-------- Records to process --------

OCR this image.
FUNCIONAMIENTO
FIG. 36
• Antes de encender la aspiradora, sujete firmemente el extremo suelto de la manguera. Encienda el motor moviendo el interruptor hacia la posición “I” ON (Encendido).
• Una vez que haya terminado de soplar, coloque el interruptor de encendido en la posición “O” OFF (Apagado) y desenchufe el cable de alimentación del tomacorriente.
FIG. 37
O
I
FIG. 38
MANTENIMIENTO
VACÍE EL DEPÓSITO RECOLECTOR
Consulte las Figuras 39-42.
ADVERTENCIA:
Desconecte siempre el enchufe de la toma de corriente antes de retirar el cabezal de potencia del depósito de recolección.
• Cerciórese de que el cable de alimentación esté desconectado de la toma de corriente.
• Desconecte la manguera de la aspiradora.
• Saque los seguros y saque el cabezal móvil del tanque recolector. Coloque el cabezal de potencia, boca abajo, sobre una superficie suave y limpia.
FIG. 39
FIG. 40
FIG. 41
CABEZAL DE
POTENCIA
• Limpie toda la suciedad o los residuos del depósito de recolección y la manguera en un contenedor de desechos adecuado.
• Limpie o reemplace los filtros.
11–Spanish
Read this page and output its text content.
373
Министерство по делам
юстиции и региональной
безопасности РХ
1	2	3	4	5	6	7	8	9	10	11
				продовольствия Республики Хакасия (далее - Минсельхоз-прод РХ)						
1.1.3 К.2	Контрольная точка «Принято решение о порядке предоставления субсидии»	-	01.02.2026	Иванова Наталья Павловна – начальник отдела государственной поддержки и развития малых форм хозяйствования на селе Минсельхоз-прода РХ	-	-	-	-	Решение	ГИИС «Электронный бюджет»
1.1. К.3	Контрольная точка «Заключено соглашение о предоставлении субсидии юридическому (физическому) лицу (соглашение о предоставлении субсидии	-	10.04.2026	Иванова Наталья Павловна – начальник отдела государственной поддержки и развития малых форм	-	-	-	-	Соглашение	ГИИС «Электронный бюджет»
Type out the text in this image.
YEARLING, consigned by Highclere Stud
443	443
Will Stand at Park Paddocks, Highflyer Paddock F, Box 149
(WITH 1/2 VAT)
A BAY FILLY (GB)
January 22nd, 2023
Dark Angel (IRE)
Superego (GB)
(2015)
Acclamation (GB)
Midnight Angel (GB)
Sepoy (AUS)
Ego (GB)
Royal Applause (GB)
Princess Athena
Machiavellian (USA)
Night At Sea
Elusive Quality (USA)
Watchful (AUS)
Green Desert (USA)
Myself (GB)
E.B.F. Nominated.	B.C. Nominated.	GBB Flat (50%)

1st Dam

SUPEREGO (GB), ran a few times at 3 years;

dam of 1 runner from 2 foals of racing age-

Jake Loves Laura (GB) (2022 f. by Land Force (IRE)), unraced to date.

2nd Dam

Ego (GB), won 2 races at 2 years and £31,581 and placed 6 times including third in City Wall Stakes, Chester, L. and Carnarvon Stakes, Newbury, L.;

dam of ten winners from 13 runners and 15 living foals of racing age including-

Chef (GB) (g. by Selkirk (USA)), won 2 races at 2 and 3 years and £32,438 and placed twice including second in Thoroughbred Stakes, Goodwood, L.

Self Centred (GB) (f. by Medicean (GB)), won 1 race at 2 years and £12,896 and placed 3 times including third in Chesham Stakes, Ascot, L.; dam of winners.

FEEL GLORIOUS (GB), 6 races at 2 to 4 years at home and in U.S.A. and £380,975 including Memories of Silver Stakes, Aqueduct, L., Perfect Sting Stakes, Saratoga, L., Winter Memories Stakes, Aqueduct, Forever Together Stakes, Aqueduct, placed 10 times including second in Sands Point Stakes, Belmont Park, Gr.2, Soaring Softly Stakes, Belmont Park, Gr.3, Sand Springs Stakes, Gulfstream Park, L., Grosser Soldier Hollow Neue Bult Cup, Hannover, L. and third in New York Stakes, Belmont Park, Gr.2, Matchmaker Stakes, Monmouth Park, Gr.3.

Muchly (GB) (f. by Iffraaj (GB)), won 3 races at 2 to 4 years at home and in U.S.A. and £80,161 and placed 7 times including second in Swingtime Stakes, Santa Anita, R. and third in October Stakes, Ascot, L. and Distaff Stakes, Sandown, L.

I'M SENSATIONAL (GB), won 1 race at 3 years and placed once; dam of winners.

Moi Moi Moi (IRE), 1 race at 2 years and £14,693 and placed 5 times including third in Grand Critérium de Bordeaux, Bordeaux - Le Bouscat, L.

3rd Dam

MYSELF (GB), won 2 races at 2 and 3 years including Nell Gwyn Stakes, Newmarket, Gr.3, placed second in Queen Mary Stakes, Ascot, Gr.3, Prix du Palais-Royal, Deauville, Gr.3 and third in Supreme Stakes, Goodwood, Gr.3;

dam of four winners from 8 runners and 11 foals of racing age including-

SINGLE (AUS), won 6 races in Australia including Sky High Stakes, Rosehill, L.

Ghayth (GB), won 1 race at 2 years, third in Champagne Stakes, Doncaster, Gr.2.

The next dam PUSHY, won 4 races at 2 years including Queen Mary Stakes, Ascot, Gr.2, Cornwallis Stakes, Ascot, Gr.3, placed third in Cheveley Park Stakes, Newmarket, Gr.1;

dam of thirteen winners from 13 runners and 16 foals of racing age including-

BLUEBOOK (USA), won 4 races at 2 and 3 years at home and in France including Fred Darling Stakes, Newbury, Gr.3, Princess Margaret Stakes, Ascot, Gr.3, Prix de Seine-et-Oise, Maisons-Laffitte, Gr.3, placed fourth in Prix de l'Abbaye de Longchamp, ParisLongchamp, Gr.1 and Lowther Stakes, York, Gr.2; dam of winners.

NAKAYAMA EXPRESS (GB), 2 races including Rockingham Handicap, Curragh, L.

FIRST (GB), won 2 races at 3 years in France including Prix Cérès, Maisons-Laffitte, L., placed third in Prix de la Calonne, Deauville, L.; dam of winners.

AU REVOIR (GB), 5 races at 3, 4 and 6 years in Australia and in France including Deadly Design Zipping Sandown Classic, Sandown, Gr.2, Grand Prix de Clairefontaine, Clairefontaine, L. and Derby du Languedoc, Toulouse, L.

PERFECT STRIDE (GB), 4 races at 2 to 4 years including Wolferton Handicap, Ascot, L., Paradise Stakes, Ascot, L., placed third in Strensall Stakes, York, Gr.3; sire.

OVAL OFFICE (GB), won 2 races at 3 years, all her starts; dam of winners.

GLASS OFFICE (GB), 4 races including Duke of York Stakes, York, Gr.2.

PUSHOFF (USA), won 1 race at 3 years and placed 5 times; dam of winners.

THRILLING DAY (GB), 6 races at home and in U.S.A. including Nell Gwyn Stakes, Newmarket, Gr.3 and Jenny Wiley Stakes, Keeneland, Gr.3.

--------

Aim of the task: Show the lines from the data above that contain the string "Maisons".

The result:
BLUEBOOK (USA), won 4 races at 2 and 3 years at home and in France including Fred Darling Stakes, Newbury, Gr.3, Princess Margaret Stakes, Ascot, Gr.3, Prix de Seine-et-Oise, Maisons-Laffitte, Gr.3, placed fourth in Prix de l'Abbaye de Longchamp, ParisLongchamp, Gr.1 and Lowther Stakes, York, Gr.2; dam of winners.
FIRST (GB), won 2 races at 3 years in France including Prix Cérès, Maisons-Laffitte, L., placed third in Prix de la Calonne, Deauville, L.; dam of winners.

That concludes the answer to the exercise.